• _Goal of the exercise_
Could you write out the records below exactly as they appear?

• _Task material_

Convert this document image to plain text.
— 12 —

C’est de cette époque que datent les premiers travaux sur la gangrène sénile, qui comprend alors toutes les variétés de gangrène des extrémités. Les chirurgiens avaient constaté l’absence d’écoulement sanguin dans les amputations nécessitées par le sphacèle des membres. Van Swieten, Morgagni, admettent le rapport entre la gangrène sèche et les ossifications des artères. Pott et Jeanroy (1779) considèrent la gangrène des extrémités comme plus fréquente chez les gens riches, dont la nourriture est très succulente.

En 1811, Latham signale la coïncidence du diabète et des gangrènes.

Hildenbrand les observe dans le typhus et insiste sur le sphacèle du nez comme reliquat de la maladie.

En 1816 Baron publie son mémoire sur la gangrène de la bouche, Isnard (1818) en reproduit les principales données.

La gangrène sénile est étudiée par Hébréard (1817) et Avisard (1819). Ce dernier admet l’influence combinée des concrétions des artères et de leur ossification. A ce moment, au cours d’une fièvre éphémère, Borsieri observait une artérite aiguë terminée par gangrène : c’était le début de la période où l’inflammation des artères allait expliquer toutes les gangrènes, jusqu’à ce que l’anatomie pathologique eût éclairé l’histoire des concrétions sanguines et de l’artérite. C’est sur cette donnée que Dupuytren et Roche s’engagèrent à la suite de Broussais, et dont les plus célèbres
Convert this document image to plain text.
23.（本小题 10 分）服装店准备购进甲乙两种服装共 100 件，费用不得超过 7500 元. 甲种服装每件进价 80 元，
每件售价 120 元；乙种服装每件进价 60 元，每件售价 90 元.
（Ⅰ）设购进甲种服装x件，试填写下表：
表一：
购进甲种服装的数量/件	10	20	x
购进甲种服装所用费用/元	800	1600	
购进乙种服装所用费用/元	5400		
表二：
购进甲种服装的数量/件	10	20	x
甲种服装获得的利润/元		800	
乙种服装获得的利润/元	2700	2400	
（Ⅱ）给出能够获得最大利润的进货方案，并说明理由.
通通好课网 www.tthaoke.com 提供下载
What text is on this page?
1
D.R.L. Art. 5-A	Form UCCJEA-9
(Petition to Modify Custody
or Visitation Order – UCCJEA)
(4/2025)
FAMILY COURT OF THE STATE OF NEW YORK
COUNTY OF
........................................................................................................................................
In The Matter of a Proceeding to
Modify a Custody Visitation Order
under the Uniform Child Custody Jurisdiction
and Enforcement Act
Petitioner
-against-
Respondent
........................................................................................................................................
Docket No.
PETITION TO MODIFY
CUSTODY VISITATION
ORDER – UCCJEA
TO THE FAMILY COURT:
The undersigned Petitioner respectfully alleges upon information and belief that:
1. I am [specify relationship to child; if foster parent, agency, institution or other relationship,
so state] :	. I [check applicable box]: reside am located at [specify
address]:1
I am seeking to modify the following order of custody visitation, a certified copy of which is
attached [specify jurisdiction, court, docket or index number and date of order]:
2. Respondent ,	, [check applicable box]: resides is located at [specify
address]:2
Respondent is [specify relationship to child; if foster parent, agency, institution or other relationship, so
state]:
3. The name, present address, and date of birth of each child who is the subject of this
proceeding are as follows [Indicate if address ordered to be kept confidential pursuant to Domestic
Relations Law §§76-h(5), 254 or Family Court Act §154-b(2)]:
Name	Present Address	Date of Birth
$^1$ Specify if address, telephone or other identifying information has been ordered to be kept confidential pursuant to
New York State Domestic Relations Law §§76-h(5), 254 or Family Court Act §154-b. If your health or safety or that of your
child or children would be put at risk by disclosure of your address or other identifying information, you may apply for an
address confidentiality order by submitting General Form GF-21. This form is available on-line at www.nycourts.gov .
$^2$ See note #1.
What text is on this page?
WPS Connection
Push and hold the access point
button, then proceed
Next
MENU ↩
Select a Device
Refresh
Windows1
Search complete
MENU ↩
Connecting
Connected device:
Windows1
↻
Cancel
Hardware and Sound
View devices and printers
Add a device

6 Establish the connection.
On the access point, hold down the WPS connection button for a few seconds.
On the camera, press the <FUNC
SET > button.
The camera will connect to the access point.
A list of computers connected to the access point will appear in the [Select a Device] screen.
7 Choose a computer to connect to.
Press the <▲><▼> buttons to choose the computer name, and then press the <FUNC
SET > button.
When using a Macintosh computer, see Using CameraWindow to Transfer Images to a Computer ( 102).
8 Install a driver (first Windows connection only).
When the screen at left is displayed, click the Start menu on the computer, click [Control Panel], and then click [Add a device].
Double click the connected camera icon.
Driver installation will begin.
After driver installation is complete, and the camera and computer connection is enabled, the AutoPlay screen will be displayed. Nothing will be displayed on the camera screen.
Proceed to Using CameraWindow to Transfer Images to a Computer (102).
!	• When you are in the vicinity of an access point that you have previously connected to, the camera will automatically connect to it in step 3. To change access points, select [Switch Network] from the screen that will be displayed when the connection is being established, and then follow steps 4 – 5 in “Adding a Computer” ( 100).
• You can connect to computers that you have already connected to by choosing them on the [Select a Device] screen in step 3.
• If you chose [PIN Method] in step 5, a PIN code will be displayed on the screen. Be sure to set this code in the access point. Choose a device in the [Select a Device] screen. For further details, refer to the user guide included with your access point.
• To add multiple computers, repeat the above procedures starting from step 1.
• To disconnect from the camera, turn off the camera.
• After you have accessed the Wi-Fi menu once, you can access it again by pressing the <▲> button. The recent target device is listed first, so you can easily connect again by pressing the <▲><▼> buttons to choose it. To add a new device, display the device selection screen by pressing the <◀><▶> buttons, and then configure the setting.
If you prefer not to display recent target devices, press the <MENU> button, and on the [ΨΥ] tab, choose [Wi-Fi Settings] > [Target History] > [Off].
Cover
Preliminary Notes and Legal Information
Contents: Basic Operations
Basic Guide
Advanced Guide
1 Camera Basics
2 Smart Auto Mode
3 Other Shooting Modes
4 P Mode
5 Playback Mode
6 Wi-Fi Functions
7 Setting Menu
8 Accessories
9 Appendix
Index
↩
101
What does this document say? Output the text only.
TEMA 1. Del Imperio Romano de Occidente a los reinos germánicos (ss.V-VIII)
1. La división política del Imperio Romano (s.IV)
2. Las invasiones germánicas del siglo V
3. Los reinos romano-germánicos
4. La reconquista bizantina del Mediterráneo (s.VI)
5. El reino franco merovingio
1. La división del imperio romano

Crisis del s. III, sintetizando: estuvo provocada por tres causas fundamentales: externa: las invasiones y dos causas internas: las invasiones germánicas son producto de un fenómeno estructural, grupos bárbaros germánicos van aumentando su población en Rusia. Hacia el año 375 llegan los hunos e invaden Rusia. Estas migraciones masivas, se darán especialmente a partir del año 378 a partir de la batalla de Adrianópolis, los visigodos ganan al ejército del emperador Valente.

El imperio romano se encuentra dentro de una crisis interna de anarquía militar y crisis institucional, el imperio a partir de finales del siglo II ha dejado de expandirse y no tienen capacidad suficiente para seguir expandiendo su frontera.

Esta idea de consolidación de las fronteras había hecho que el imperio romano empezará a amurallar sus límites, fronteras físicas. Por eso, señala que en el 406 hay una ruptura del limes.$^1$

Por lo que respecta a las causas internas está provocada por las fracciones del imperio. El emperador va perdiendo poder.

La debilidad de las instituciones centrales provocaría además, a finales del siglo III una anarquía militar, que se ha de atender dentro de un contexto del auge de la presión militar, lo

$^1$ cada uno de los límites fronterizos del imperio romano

• _Solution to this exercise_
Convert this document image to plain text.
— 12 —

C’est de cette époque que datent les premiers travaux sur la gangrène sénile, qui comprend alors toutes les variétés de gangrène des extrémités. Les chirurgiens avaient constaté l’absence d’écoulement sanguin dans les amputations nécessitées par le sphacèle des membres. Van Swieten, Morgagni, admettent le rapport entre la gangrène sèche et les ossifications des artères. Pott et Jeanroy (1779) considèrent la gangrène des extrémités comme plus fréquente chez les gens riches, dont la nourriture est très succulente.

En 1811, Latham signale la coïncidence du diabète et des gangrènes.

Hildenbrand les observe dans le typhus et insiste sur le sphacèle du nez comme reliquat de la maladie.

En 1816 Baron publie son mémoire sur la gangrène de la bouche, Isnard (1818) en reproduit les principales données.

La gangrène sénile est étudiée par Hébréard (1817) et Avisard (1819). Ce dernier admet l’influence combinée des concrétions des artères et de leur ossification. A ce moment, au cours d’une fièvre éphémère, Borsieri observait une artérite aiguë terminée par gangrène : c’était le début de la période où l’inflammation des artères allait expliquer toutes les gangrènes, jusqu’à ce que l’anatomie pathologique eût éclairé l’histoire des concrétions sanguines et de l’artérite. C’est sur cette donnée que Dupuytren et Roche s’engagèrent à la suite de Broussais, et dont les plus célèbres
Convert this document image to plain text.
23.（本小题 10 分）服装店准备购进甲乙两种服装共 100 件，费用不得超过 7500 元. 甲种服装每件进价 80 元，
每件售价 120 元；乙种服装每件进价 60 元，每件售价 90 元.
（Ⅰ）设购进甲种服装x件，试填写下表：
表一：
购进甲种服装的数量/件	10	20	x
购进甲种服装所用费用/元	800	1600	
购进乙种服装所用费用/元	5400		
表二：
购进甲种服装的数量/件	10	20	x
甲种服装获得的利润/元		800	
乙种服装获得的利润/元	2700	2400	
（Ⅱ）给出能够获得最大利润的进货方案，并说明理由.
通通好课网 www.tthaoke.com 提供下载
What text is on this page?
1
D.R.L. Art. 5-A	Form UCCJEA-9
(Petition to Modify Custody
or Visitation Order – UCCJEA)
(4/2025)
FAMILY COURT OF THE STATE OF NEW YORK
COUNTY OF
........................................................................................................................................
In The Matter of a Proceeding to
Modify a Custody Visitation Order
under the Uniform Child Custody Jurisdiction
and Enforcement Act
Petitioner
-against-
Respondent
........................................................................................................................................
Docket No.
PETITION TO MODIFY
CUSTODY VISITATION
ORDER – UCCJEA
TO THE FAMILY COURT:
The undersigned Petitioner respectfully alleges upon information and belief that:
1. I am [specify relationship to child; if foster parent, agency, institution or other relationship,
so state] :	. I [check applicable box]: reside am located at [specify
address]:1
I am seeking to modify the following order of custody visitation, a certified copy of which is
attached [specify jurisdiction, court, docket or index number and date of order]:
2. Respondent ,	, [check applicable box]: resides is located at [specify
address]:2
Respondent is [specify relationship to child; if foster parent, agency, institution or other relationship, so
state]:
3. The name, present address, and date of birth of each child who is the subject of this
proceeding are as follows [Indicate if address ordered to be kept confidential pursuant to Domestic
Relations Law §§76-h(5), 254 or Family Court Act §154-b(2)]:
Name	Present Address	Date of Birth
$^1$ Specify if address, telephone or other identifying information has been ordered to be kept confidential pursuant to
New York State Domestic Relations Law §§76-h(5), 254 or Family Court Act §154-b. If your health or safety or that of your
child or children would be put at risk by disclosure of your address or other identifying information, you may apply for an
address confidentiality order by submitting General Form GF-21. This form is available on-line at www.nycourts.gov .
$^2$ See note #1.
What text is on this page?
WPS Connection
Push and hold the access point
button, then proceed
Next
MENU ↩
Select a Device
Refresh
Windows1
Search complete
MENU ↩
Connecting
Connected device:
Windows1
↻
Cancel
Hardware and Sound
View devices and printers
Add a device

6 Establish the connection.
On the access point, hold down the WPS connection button for a few seconds.
On the camera, press the <FUNC
SET > button.
The camera will connect to the access point.
A list of computers connected to the access point will appear in the [Select a Device] screen.
7 Choose a computer to connect to.
Press the <▲><▼> buttons to choose the computer name, and then press the <FUNC
SET > button.
When using a Macintosh computer, see Using CameraWindow to Transfer Images to a Computer ( 102).
8 Install a driver (first Windows connection only).
When the screen at left is displayed, click the Start menu on the computer, click [Control Panel], and then click [Add a device].
Double click the connected camera icon.
Driver installation will begin.
After driver installation is complete, and the camera and computer connection is enabled, the AutoPlay screen will be displayed. Nothing will be displayed on the camera screen.
Proceed to Using CameraWindow to Transfer Images to a Computer (102).
!	• When you are in the vicinity of an access point that you have previously connected to, the camera will automatically connect to it in step 3. To change access points, select [Switch Network] from the screen that will be displayed when the connection is being established, and then follow steps 4 – 5 in “Adding a Computer” ( 100).
• You can connect to computers that you have already connected to by choosing them on the [Select a Device] screen in step 3.
• If you chose [PIN Method] in step 5, a PIN code will be displayed on the screen. Be sure to set this code in the access point. Choose a device in the [Select a Device] screen. For further details, refer to the user guide included with your access point.
• To add multiple computers, repeat the above procedures starting from step 1.
• To disconnect from the camera, turn off the camera.
• After you have accessed the Wi-Fi menu once, you can access it again by pressing the <▲> button. The recent target device is listed first, so you can easily connect again by pressing the <▲><▼> buttons to choose it. To add a new device, display the device selection screen by pressing the <◀><▶> buttons, and then configure the setting.
If you prefer not to display recent target devices, press the <MENU> button, and on the [ΨΥ] tab, choose [Wi-Fi Settings] > [Target History] > [Off].
Cover
Preliminary Notes and Legal Information
Contents: Basic Operations
Basic Guide
Advanced Guide
1 Camera Basics
2 Smart Auto Mode
3 Other Shooting Modes
4 P Mode
5 Playback Mode
6 Wi-Fi Functions
7 Setting Menu
8 Accessories
9 Appendix
Index
↩
101
What does this document say? Output the text only.
TEMA 1. Del Imperio Romano de Occidente a los reinos germánicos (ss.V-VIII)
1. La división política del Imperio Romano (s.IV)
2. Las invasiones germánicas del siglo V
3. Los reinos romano-germánicos
4. La reconquista bizantina del Mediterráneo (s.VI)
5. El reino franco merovingio
1. La división del imperio romano

Crisis del s. III, sintetizando: estuvo provocada por tres causas fundamentales: externa: las invasiones y dos causas internas: las invasiones germánicas son producto de un fenómeno estructural, grupos bárbaros germánicos van aumentando su población en Rusia. Hacia el año 375 llegan los hunos e invaden Rusia. Estas migraciones masivas, se darán especialmente a partir del año 378 a partir de la batalla de Adrianópolis, los visigodos ganan al ejército del emperador Valente.

El imperio romano se encuentra dentro de una crisis interna de anarquía militar y crisis institucional, el imperio a partir de finales del siglo II ha dejado de expandirse y no tienen capacidad suficiente para seguir expandiendo su frontera.

Esta idea de consolidación de las fronteras había hecho que el imperio romano empezará a amurallar sus límites, fronteras físicas. Por eso, señala que en el 406 hay una ruptura del limes.$^1$

Por lo que respecta a las causas internas está provocada por las fracciones del imperio. El emperador va perdiendo poder.

La debilidad de las instituciones centrales provocaría además, a finales del siglo III una anarquía militar, que se ha de atender dentro de un contexto del auge de la presión militar, lo

$^1$ cada uno de los límites fronterizos del imperio romano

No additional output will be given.